Your task is to output the listing word for word, with pictures excluded.

** START Extracted data **

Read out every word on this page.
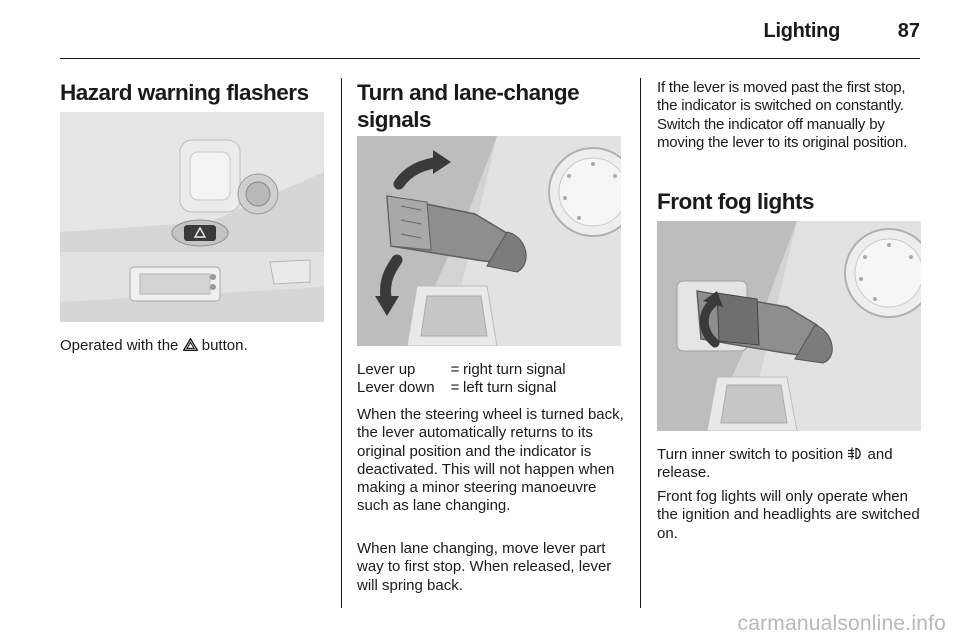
Lighting	87
Hazard warning flashers

Operated with the  button.

Turn and lane-change
signals
Lever up	=	right turn signal
Lever down	=	left turn signal

When the steering wheel is turned back, the lever automatically returns to its original position and the indicator is deactivated. This will not happen when making a minor steering manoeuvre such as lane changing.

When lane changing, move lever part way to first stop. When released, lever will spring back.

If the lever is moved past the first stop, the indicator is switched on constantly. Switch the indicator off manually by moving the lever to its original position.

Front fog lights

Turn inner switch to position  and release.

Front fog lights will only operate when the ignition and headlights are switched on.

carmanualsonline.info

** END Extracted data **

(Final result)
Read out every word on this page.
Lighting	87
Hazard warning flashers

Operated with the  button.

Turn and lane-change
signals
Lever up	=	right turn signal
Lever down	=	left turn signal

When the steering wheel is turned back, the lever automatically returns to its original position and the indicator is deactivated. This will not happen when making a minor steering manoeuvre such as lane changing.

When lane changing, move lever part way to first stop. When released, lever will spring back.

If the lever is moved past the first stop, the indicator is switched on constantly. Switch the indicator off manually by moving the lever to its original position.

Front fog lights

Turn inner switch to position  and release.

Front fog lights will only operate when the ignition and headlights are switched on.

carmanualsonline.info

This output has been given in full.